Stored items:

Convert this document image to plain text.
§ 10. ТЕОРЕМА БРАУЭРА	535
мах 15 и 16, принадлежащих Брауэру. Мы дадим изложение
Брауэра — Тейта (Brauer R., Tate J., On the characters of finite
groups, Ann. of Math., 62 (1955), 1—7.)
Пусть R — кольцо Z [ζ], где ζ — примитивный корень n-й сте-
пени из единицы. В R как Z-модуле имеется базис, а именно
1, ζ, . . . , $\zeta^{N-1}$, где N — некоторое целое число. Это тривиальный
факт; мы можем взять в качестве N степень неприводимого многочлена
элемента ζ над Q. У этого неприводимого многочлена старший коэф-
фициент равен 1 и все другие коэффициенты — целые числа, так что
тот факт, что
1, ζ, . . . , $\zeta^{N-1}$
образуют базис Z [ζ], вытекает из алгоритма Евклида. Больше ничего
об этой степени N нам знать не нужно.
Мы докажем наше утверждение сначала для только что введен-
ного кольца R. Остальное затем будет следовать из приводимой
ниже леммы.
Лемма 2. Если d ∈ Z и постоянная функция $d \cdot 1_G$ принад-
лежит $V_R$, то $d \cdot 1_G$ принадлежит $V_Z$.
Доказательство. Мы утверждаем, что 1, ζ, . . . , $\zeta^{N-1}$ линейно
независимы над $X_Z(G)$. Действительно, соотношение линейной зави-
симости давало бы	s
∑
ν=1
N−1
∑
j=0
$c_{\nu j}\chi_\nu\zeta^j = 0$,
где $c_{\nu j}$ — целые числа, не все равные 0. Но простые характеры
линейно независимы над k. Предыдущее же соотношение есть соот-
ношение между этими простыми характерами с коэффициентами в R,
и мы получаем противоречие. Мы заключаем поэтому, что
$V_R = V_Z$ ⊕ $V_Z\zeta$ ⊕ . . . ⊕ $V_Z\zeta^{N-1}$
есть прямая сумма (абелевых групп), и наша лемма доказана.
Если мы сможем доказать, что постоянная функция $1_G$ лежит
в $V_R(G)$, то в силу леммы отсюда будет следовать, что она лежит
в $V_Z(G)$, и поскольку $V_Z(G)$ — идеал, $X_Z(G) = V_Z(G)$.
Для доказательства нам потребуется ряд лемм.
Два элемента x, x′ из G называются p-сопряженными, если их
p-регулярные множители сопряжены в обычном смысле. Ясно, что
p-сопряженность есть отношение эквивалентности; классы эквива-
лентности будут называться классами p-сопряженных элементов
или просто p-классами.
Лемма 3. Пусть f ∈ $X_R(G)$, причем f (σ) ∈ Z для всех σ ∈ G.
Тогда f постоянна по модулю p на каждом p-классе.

Goal: Please set down each line of the records exactly as given.

Response to the exercise:
Convert this document image to plain text.
§ 10. ТЕОРЕМА БРАУЭРА	535
мах 15 и 16, принадлежащих Брауэру. Мы дадим изложение
Брауэра — Тейта (Brauer R., Tate J., On the characters of finite
groups, Ann. of Math., 62 (1955), 1—7.)
Пусть R — кольцо Z [ζ], где ζ — примитивный корень n-й сте-
пени из единицы. В R как Z-модуле имеется базис, а именно
1, ζ, . . . , $\zeta^{N-1}$, где N — некоторое целое число. Это тривиальный
факт; мы можем взять в качестве N степень неприводимого многочлена
элемента ζ над Q. У этого неприводимого многочлена старший коэф-
фициент равен 1 и все другие коэффициенты — целые числа, так что
тот факт, что
1, ζ, . . . , $\zeta^{N-1}$
образуют базис Z [ζ], вытекает из алгоритма Евклида. Больше ничего
об этой степени N нам знать не нужно.
Мы докажем наше утверждение сначала для только что введен-
ного кольца R. Остальное затем будет следовать из приводимой
ниже леммы.
Лемма 2. Если d ∈ Z и постоянная функция $d \cdot 1_G$ принад-
лежит $V_R$, то $d \cdot 1_G$ принадлежит $V_Z$.
Доказательство. Мы утверждаем, что 1, ζ, . . . , $\zeta^{N-1}$ линейно
независимы над $X_Z(G)$. Действительно, соотношение линейной зави-
симости давало бы	s
∑
ν=1
N−1
∑
j=0
$c_{\nu j}\chi_\nu\zeta^j = 0$,
где $c_{\nu j}$ — целые числа, не все равные 0. Но простые характеры
линейно независимы над k. Предыдущее же соотношение есть соот-
ношение между этими простыми характерами с коэффициентами в R,
и мы получаем противоречие. Мы заключаем поэтому, что
$V_R = V_Z$ ⊕ $V_Z\zeta$ ⊕ . . . ⊕ $V_Z\zeta^{N-1}$
есть прямая сумма (абелевых групп), и наша лемма доказана.
Если мы сможем доказать, что постоянная функция $1_G$ лежит
в $V_R(G)$, то в силу леммы отсюда будет следовать, что она лежит
в $V_Z(G)$, и поскольку $V_Z(G)$ — идеал, $X_Z(G) = V_Z(G)$.
Для доказательства нам потребуется ряд лемм.
Два элемента x, x′ из G называются p-сопряженными, если их
p-регулярные множители сопряжены в обычном смысле. Ясно, что
p-сопряженность есть отношение эквивалентности; классы эквива-
лентности будут называться классами p-сопряженных элементов
или просто p-классами.
Лемма 3. Пусть f ∈ $X_R(G)$, причем f (σ) ∈ Z для всех σ ∈ G.
Тогда f постоянна по модулю p на каждом p-классе.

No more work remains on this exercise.